Do any lines in the data below contain "western"? If so, copy every one of them.

==== Records shown ====

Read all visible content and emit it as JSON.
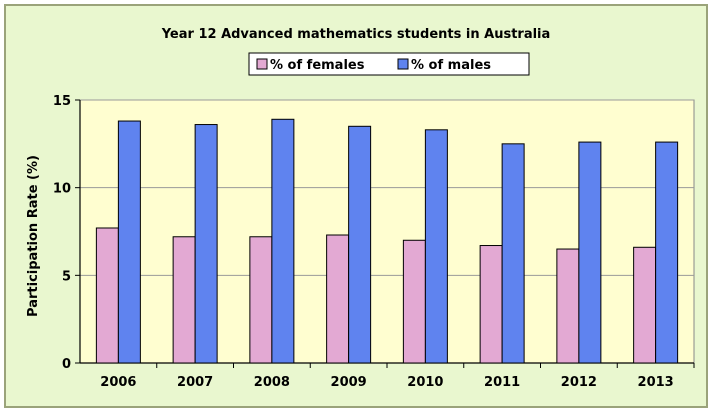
{
  "chart_data": {
    "type": "bar",
    "title": "Year 12 Advanced mathematics students in Australia",
    "xlabel": "",
    "ylabel": "Participation Rate (%)",
    "categories": [
      "2006",
      "2007",
      "2008",
      "2009",
      "2010",
      "2011",
      "2012",
      "2013"
    ],
    "series": [
      {
        "name": "% of females",
        "values": [
          7.7,
          7.2,
          7.2,
          7.3,
          7.0,
          6.7,
          6.5,
          6.6
        ],
        "color": "#e3a9d3"
      },
      {
        "name": "% of males",
        "values": [
          13.8,
          13.6,
          13.9,
          13.5,
          13.3,
          12.5,
          12.6,
          12.6
        ],
        "color": "#5f83ef"
      }
    ],
    "ylim": [
      0,
      15
    ],
    "yticks": [
      0,
      5,
      10,
      15
    ],
    "grid": true,
    "legend_position": "top",
    "plot_background": "#fffed0",
    "frame_background": "#e9f7cf"
  }
}
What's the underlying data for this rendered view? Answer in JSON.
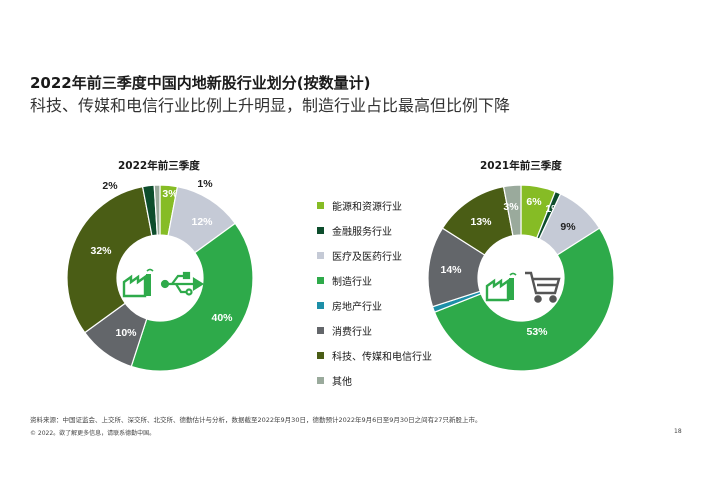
{
  "title": "2022年前三季度中国内地新股行业划分(按数量计)",
  "subtitle": "科技、传媒和电信行业比例上升明显，制造行业占比最高但比例下降",
  "colors": {
    "能源和资源行业": "#86bc25",
    "金融服务行业": "#0d4d2c",
    "医疗及医药行业": "#c5cad6",
    "制造行业": "#2eaa4a",
    "房地产行业": "#1d8fa8",
    "消费行业": "#63666a",
    "科技、传媒和电信行业": "#4a5d15",
    "其他": "#9aaa9c"
  },
  "chart_data": [
    {
      "type": "pie",
      "title": "2022年前三季度",
      "slices": [
        {
          "label": "能源和资源行业",
          "value": 3,
          "text": "3%"
        },
        {
          "label": "金融服务行业",
          "value": 0,
          "text": ""
        },
        {
          "label": "医疗及医药行业",
          "value": 12,
          "text": "12%"
        },
        {
          "label": "制造行业",
          "value": 40,
          "text": "40%"
        },
        {
          "label": "房地产行业",
          "value": 0,
          "text": ""
        },
        {
          "label": "消费行业",
          "value": 10,
          "text": "10%"
        },
        {
          "label": "科技、传媒和电信行业",
          "value": 32,
          "text": "32%"
        },
        {
          "label": "其他",
          "value": 1,
          "text": "1%"
        },
        {
          "label": "金融服务行业",
          "value": 2,
          "text": "2%"
        }
      ]
    },
    {
      "type": "pie",
      "title": "2021年前三季度",
      "slices": [
        {
          "label": "能源和资源行业",
          "value": 6,
          "text": "6%"
        },
        {
          "label": "金融服务行业",
          "value": 1,
          "text": "1%"
        },
        {
          "label": "医疗及医药行业",
          "value": 9,
          "text": "9%"
        },
        {
          "label": "制造行业",
          "value": 53,
          "text": "53%"
        },
        {
          "label": "房地产行业",
          "value": 1,
          "text": ""
        },
        {
          "label": "消费行业",
          "value": 14,
          "text": "14%"
        },
        {
          "label": "科技、传媒和电信行业",
          "value": 13,
          "text": "13%"
        },
        {
          "label": "其他",
          "value": 3,
          "text": "3%"
        }
      ]
    }
  ],
  "legend": [
    "能源和资源行业",
    "金融服务行业",
    "医疗及医药行业",
    "制造行业",
    "房地产行业",
    "消费行业",
    "科技、传媒和电信行业",
    "其他"
  ],
  "icons": [
    "factory-icon",
    "usb-icon",
    "shopping-cart-icon"
  ],
  "footer": {
    "source": "资料来源：中国证监会、上交所、深交所、北交所、德勤估计与分析，数据截至2022年9月30日，德勤预计2022年9月6日至9月30日之间有27只新股上市。",
    "copyright": "© 2022。欲了解更多信息，请联系德勤中国。",
    "page": "18"
  }
}
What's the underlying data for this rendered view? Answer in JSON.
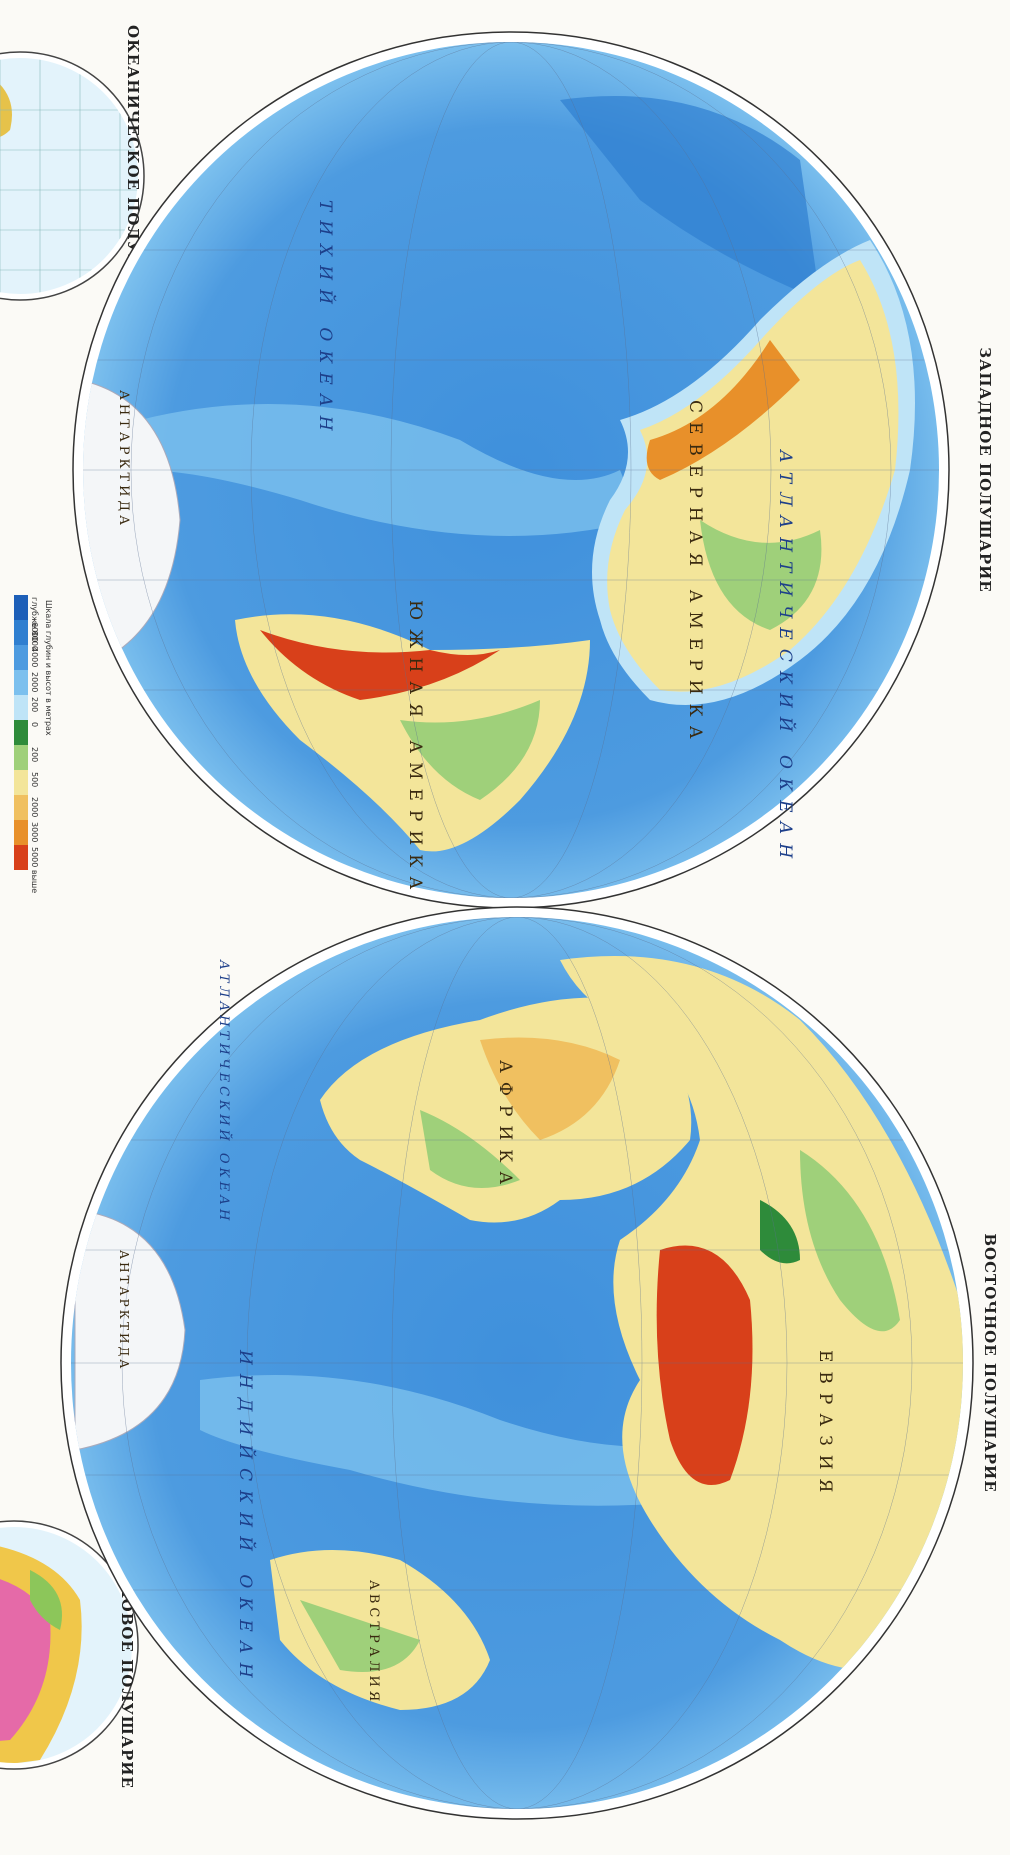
{
  "titles": {
    "western": "ЗАПАДНОЕ ПОЛУШАРИЕ",
    "eastern": "ВОСТОЧНОЕ ПОЛУШАРИЕ",
    "oceanic": "ОКЕАНИЧЕСКОЕ ПОЛУШАРИЕ",
    "continental": "МАТЕРИКОВОЕ ПОЛУШАРИЕ"
  },
  "legend": {
    "title": "Шкала глубин и высот в метрах",
    "items": [
      {
        "label": "глубже 8000",
        "color": "#1d5fb8"
      },
      {
        "label": "6000",
        "color": "#2f7fd0"
      },
      {
        "label": "4000",
        "color": "#4d9be0"
      },
      {
        "label": "2000",
        "color": "#7cc0ee"
      },
      {
        "label": "200",
        "color": "#bfe4f7"
      },
      {
        "label": "0",
        "color": "#2e8b3a"
      },
      {
        "label": "200",
        "color": "#9fd07a"
      },
      {
        "label": "500",
        "color": "#f3e59a"
      },
      {
        "label": "2000",
        "color": "#f0c060"
      },
      {
        "label": "3000",
        "color": "#e8902a"
      },
      {
        "label": "5000 выше",
        "color": "#d8401a"
      }
    ]
  },
  "labels": {
    "western": [
      "ТИХИЙ ОКЕАН",
      "АТЛАНТИЧЕСКИЙ ОКЕАН",
      "СЕВЕРНАЯ АМЕРИКА",
      "ЮЖНАЯ АМЕРИКА",
      "АНТАРКТИДА"
    ],
    "eastern": [
      "ИНДИЙСКИЙ ОКЕАН",
      "АТЛАНТИЧЕСКИЙ ОКЕАН",
      "АФРИКА",
      "ЕВРАЗИЯ",
      "АВСТРАЛИЯ",
      "АНТАРКТИДА"
    ]
  }
}
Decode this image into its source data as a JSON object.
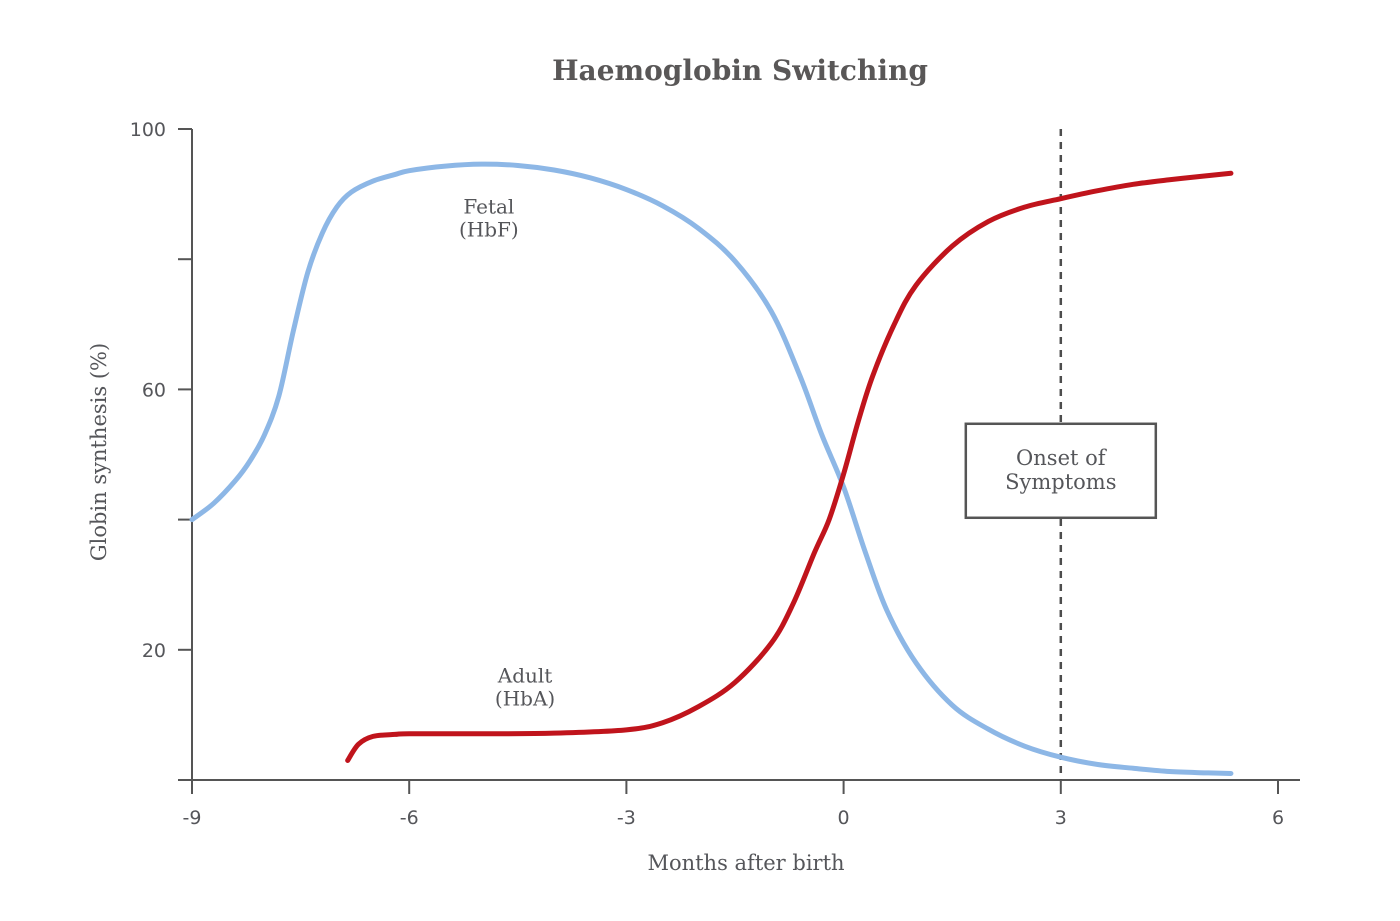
{
  "chart_data": {
    "type": "line",
    "title": "Haemoglobin Switching",
    "xlabel": "Months after birth",
    "ylabel": "Globin synthesis (%)",
    "xlim": [
      -9,
      6
    ],
    "ylim": [
      0,
      100
    ],
    "x_ticks": [
      -9,
      -6,
      -3,
      0,
      3,
      6
    ],
    "x_tick_labels": [
      "-9",
      "-6",
      "-3",
      "0",
      "3",
      "6"
    ],
    "y_ticks": [
      0,
      20,
      40,
      60,
      80,
      100
    ],
    "y_tick_labels": [
      "",
      "20",
      "",
      "60",
      "",
      "100"
    ],
    "series": [
      {
        "label_lines": [
          "Fetal",
          "(HbF)"
        ],
        "label_at": [
          -4.9,
          87
        ],
        "color": "#8db7e6",
        "x": [
          -9.0,
          -8.7,
          -8.4,
          -8.2,
          -8.0,
          -7.8,
          -7.6,
          -7.4,
          -7.2,
          -7.0,
          -6.8,
          -6.5,
          -6.2,
          -6.0,
          -5.5,
          -5.0,
          -4.5,
          -4.0,
          -3.5,
          -3.0,
          -2.5,
          -2.0,
          -1.5,
          -1.0,
          -0.6,
          -0.3,
          0.0,
          0.3,
          0.6,
          1.0,
          1.5,
          2.0,
          2.5,
          3.0,
          3.5,
          4.0,
          4.5,
          5.0,
          5.35
        ],
        "y": [
          40.0,
          42.5,
          46.0,
          49.0,
          53.0,
          59.0,
          69.0,
          78.0,
          84.0,
          88.0,
          90.3,
          92.0,
          93.0,
          93.6,
          94.3,
          94.6,
          94.4,
          93.7,
          92.5,
          90.7,
          88.2,
          84.7,
          79.7,
          72.0,
          62.0,
          53.0,
          45.0,
          35.0,
          26.0,
          18.0,
          11.5,
          7.8,
          5.2,
          3.5,
          2.4,
          1.8,
          1.3,
          1.1,
          1.0
        ]
      },
      {
        "label_lines": [
          "Adult",
          "(HbA)"
        ],
        "label_at": [
          -4.4,
          15
        ],
        "color": "#c0141c",
        "x": [
          -6.85,
          -6.7,
          -6.5,
          -6.2,
          -6.0,
          -5.0,
          -4.0,
          -3.0,
          -2.5,
          -2.0,
          -1.5,
          -1.0,
          -0.7,
          -0.4,
          -0.2,
          0.0,
          0.2,
          0.4,
          0.7,
          1.0,
          1.5,
          2.0,
          2.5,
          3.0,
          3.5,
          4.0,
          4.5,
          5.0,
          5.35
        ],
        "y": [
          3.0,
          5.5,
          6.7,
          7.0,
          7.1,
          7.1,
          7.2,
          7.7,
          8.8,
          11.3,
          15.0,
          21.0,
          27.0,
          35.0,
          40.0,
          47.0,
          55.0,
          62.0,
          70.0,
          76.0,
          82.0,
          85.8,
          88.0,
          89.3,
          90.5,
          91.5,
          92.2,
          92.8,
          93.2
        ]
      }
    ],
    "marker_line": {
      "x": 3,
      "style": "dashed",
      "color": "#4d4d4d"
    },
    "annotation_box": {
      "lines": [
        "Onset of",
        "Symptoms"
      ],
      "anchor_x": 3,
      "anchor_y": 47.5
    },
    "grid": false,
    "legend": "none"
  }
}
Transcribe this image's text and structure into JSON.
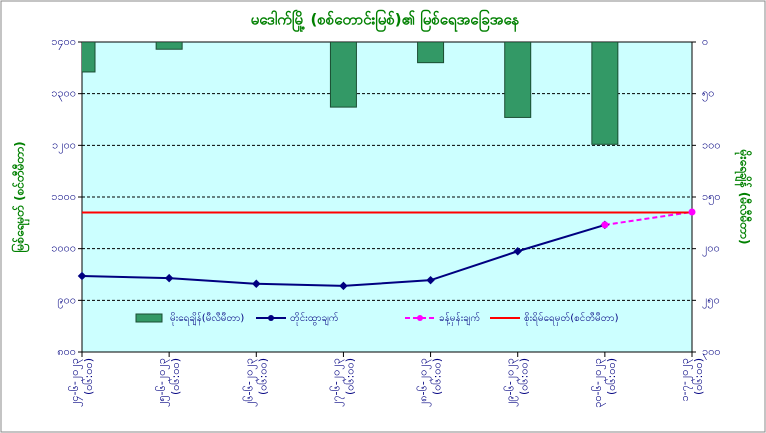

====

### Complete output
    "western": "ЗАПАДНОЕ ПОЛУШАРИЕ",
    "western": [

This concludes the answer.